**Written exercise:**
Transcribe the listing verbatim. Do not carry over any pictures.

** begin **

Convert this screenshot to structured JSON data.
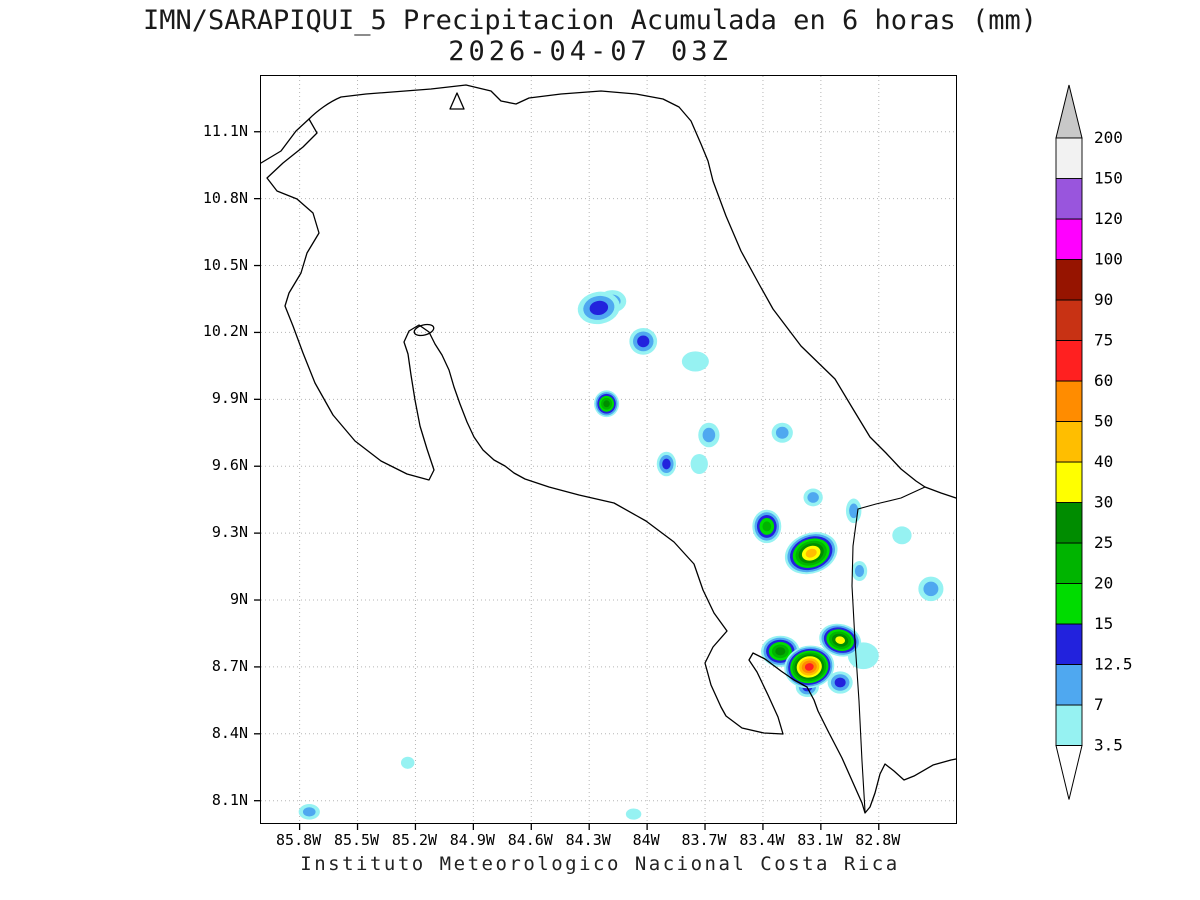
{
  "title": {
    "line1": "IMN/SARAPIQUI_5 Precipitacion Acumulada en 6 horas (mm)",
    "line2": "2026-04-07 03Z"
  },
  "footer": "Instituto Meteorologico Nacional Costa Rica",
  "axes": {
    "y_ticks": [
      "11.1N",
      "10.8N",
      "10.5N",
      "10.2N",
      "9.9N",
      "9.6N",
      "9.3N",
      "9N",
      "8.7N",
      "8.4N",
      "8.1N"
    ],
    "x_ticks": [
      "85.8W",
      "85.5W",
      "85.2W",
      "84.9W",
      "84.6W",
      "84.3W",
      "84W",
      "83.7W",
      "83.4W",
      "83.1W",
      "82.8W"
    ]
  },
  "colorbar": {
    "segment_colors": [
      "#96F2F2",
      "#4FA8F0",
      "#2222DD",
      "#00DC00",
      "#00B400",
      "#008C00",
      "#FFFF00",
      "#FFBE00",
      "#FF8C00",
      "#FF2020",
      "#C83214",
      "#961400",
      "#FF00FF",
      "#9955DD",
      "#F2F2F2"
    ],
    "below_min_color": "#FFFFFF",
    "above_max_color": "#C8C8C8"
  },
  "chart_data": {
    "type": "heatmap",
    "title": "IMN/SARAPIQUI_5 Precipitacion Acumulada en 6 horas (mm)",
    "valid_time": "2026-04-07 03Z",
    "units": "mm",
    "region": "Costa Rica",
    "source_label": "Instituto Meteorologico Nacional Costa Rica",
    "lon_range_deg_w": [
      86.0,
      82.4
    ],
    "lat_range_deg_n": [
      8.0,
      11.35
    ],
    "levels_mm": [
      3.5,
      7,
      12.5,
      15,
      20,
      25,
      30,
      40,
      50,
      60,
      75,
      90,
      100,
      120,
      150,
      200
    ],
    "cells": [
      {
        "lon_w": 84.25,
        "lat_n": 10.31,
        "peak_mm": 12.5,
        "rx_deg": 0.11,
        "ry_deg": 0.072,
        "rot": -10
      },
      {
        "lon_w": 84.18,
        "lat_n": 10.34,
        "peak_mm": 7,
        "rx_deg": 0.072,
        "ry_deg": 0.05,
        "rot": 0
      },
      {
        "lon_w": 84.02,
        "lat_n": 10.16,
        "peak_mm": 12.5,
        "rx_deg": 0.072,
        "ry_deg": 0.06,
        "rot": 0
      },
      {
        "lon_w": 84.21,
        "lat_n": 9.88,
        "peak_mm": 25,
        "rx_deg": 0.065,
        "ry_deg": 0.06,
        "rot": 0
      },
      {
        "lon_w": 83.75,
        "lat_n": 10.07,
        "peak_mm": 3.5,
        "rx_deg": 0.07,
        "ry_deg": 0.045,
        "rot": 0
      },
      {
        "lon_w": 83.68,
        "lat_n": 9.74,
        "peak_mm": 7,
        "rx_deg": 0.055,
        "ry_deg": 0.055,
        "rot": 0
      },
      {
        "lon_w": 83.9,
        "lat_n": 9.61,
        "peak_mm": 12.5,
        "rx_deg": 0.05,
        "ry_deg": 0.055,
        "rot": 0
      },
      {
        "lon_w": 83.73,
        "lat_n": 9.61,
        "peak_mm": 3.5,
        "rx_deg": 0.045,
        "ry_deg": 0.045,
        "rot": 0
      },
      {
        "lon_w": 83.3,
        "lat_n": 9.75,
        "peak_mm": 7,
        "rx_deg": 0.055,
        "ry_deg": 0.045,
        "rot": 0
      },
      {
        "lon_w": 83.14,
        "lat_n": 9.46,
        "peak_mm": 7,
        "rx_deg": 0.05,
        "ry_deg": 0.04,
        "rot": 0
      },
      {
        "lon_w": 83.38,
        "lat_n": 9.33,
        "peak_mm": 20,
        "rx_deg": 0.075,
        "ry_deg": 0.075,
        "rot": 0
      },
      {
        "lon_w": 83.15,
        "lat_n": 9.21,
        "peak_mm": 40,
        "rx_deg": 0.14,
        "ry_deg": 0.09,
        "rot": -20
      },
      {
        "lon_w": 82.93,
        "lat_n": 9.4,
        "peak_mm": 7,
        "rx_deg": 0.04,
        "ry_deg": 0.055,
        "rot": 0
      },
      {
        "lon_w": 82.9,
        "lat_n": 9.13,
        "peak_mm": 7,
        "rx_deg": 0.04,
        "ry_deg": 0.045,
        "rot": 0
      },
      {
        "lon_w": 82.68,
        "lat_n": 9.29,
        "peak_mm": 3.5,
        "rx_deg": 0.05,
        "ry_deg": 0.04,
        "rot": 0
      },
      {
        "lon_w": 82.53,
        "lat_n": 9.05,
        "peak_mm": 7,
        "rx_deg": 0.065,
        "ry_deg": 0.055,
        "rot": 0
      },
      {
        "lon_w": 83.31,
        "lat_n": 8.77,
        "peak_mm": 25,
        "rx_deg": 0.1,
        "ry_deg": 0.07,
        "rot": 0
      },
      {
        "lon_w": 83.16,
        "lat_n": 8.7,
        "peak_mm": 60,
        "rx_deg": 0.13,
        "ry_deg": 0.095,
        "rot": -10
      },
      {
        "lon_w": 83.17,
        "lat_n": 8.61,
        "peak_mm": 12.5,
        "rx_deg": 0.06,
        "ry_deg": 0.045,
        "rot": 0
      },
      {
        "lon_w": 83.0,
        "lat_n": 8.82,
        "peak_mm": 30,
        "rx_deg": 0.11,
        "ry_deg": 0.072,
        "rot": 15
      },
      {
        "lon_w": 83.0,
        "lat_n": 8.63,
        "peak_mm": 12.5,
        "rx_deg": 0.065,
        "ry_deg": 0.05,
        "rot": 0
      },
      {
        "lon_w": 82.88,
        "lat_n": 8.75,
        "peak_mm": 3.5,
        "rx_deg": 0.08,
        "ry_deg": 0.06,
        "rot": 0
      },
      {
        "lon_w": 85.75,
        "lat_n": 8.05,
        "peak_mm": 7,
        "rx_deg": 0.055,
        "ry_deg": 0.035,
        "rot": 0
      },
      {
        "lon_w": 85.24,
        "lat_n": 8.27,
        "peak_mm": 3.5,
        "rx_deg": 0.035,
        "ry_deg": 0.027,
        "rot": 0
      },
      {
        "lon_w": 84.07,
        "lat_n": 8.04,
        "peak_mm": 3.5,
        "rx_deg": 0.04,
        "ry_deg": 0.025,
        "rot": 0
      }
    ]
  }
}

** end **

**Complete answer:**
Convert this screenshot to structured JSON data.
{
  "title": {
    "line1": "IMN/SARAPIQUI_5 Precipitacion Acumulada en 6 horas (mm)",
    "line2": "2026-04-07 03Z"
  },
  "footer": "Instituto Meteorologico Nacional Costa Rica",
  "axes": {
    "y_ticks": [
      "11.1N",
      "10.8N",
      "10.5N",
      "10.2N",
      "9.9N",
      "9.6N",
      "9.3N",
      "9N",
      "8.7N",
      "8.4N",
      "8.1N"
    ],
    "x_ticks": [
      "85.8W",
      "85.5W",
      "85.2W",
      "84.9W",
      "84.6W",
      "84.3W",
      "84W",
      "83.7W",
      "83.4W",
      "83.1W",
      "82.8W"
    ]
  },
  "colorbar": {
    "segment_colors": [
      "#96F2F2",
      "#4FA8F0",
      "#2222DD",
      "#00DC00",
      "#00B400",
      "#008C00",
      "#FFFF00",
      "#FFBE00",
      "#FF8C00",
      "#FF2020",
      "#C83214",
      "#961400",
      "#FF00FF",
      "#9955DD",
      "#F2F2F2"
    ],
    "below_min_color": "#FFFFFF",
    "above_max_color": "#C8C8C8"
  },
  "chart_data": {
    "type": "heatmap",
    "title": "IMN/SARAPIQUI_5 Precipitacion Acumulada en 6 horas (mm)",
    "valid_time": "2026-04-07 03Z",
    "units": "mm",
    "region": "Costa Rica",
    "source_label": "Instituto Meteorologico Nacional Costa Rica",
    "lon_range_deg_w": [
      86.0,
      82.4
    ],
    "lat_range_deg_n": [
      8.0,
      11.35
    ],
    "levels_mm": [
      3.5,
      7,
      12.5,
      15,
      20,
      25,
      30,
      40,
      50,
      60,
      75,
      90,
      100,
      120,
      150,
      200
    ],
    "cells": [
      {
        "lon_w": 84.25,
        "lat_n": 10.31,
        "peak_mm": 12.5,
        "rx_deg": 0.11,
        "ry_deg": 0.072,
        "rot": -10
      },
      {
        "lon_w": 84.18,
        "lat_n": 10.34,
        "peak_mm": 7,
        "rx_deg": 0.072,
        "ry_deg": 0.05,
        "rot": 0
      },
      {
        "lon_w": 84.02,
        "lat_n": 10.16,
        "peak_mm": 12.5,
        "rx_deg": 0.072,
        "ry_deg": 0.06,
        "rot": 0
      },
      {
        "lon_w": 84.21,
        "lat_n": 9.88,
        "peak_mm": 25,
        "rx_deg": 0.065,
        "ry_deg": 0.06,
        "rot": 0
      },
      {
        "lon_w": 83.75,
        "lat_n": 10.07,
        "peak_mm": 3.5,
        "rx_deg": 0.07,
        "ry_deg": 0.045,
        "rot": 0
      },
      {
        "lon_w": 83.68,
        "lat_n": 9.74,
        "peak_mm": 7,
        "rx_deg": 0.055,
        "ry_deg": 0.055,
        "rot": 0
      },
      {
        "lon_w": 83.9,
        "lat_n": 9.61,
        "peak_mm": 12.5,
        "rx_deg": 0.05,
        "ry_deg": 0.055,
        "rot": 0
      },
      {
        "lon_w": 83.73,
        "lat_n": 9.61,
        "peak_mm": 3.5,
        "rx_deg": 0.045,
        "ry_deg": 0.045,
        "rot": 0
      },
      {
        "lon_w": 83.3,
        "lat_n": 9.75,
        "peak_mm": 7,
        "rx_deg": 0.055,
        "ry_deg": 0.045,
        "rot": 0
      },
      {
        "lon_w": 83.14,
        "lat_n": 9.46,
        "peak_mm": 7,
        "rx_deg": 0.05,
        "ry_deg": 0.04,
        "rot": 0
      },
      {
        "lon_w": 83.38,
        "lat_n": 9.33,
        "peak_mm": 20,
        "rx_deg": 0.075,
        "ry_deg": 0.075,
        "rot": 0
      },
      {
        "lon_w": 83.15,
        "lat_n": 9.21,
        "peak_mm": 40,
        "rx_deg": 0.14,
        "ry_deg": 0.09,
        "rot": -20
      },
      {
        "lon_w": 82.93,
        "lat_n": 9.4,
        "peak_mm": 7,
        "rx_deg": 0.04,
        "ry_deg": 0.055,
        "rot": 0
      },
      {
        "lon_w": 82.9,
        "lat_n": 9.13,
        "peak_mm": 7,
        "rx_deg": 0.04,
        "ry_deg": 0.045,
        "rot": 0
      },
      {
        "lon_w": 82.68,
        "lat_n": 9.29,
        "peak_mm": 3.5,
        "rx_deg": 0.05,
        "ry_deg": 0.04,
        "rot": 0
      },
      {
        "lon_w": 82.53,
        "lat_n": 9.05,
        "peak_mm": 7,
        "rx_deg": 0.065,
        "ry_deg": 0.055,
        "rot": 0
      },
      {
        "lon_w": 83.31,
        "lat_n": 8.77,
        "peak_mm": 25,
        "rx_deg": 0.1,
        "ry_deg": 0.07,
        "rot": 0
      },
      {
        "lon_w": 83.16,
        "lat_n": 8.7,
        "peak_mm": 60,
        "rx_deg": 0.13,
        "ry_deg": 0.095,
        "rot": -10
      },
      {
        "lon_w": 83.17,
        "lat_n": 8.61,
        "peak_mm": 12.5,
        "rx_deg": 0.06,
        "ry_deg": 0.045,
        "rot": 0
      },
      {
        "lon_w": 83.0,
        "lat_n": 8.82,
        "peak_mm": 30,
        "rx_deg": 0.11,
        "ry_deg": 0.072,
        "rot": 15
      },
      {
        "lon_w": 83.0,
        "lat_n": 8.63,
        "peak_mm": 12.5,
        "rx_deg": 0.065,
        "ry_deg": 0.05,
        "rot": 0
      },
      {
        "lon_w": 82.88,
        "lat_n": 8.75,
        "peak_mm": 3.5,
        "rx_deg": 0.08,
        "ry_deg": 0.06,
        "rot": 0
      },
      {
        "lon_w": 85.75,
        "lat_n": 8.05,
        "peak_mm": 7,
        "rx_deg": 0.055,
        "ry_deg": 0.035,
        "rot": 0
      },
      {
        "lon_w": 85.24,
        "lat_n": 8.27,
        "peak_mm": 3.5,
        "rx_deg": 0.035,
        "ry_deg": 0.027,
        "rot": 0
      },
      {
        "lon_w": 84.07,
        "lat_n": 8.04,
        "peak_mm": 3.5,
        "rx_deg": 0.04,
        "ry_deg": 0.025,
        "rot": 0
      }
    ]
  }
}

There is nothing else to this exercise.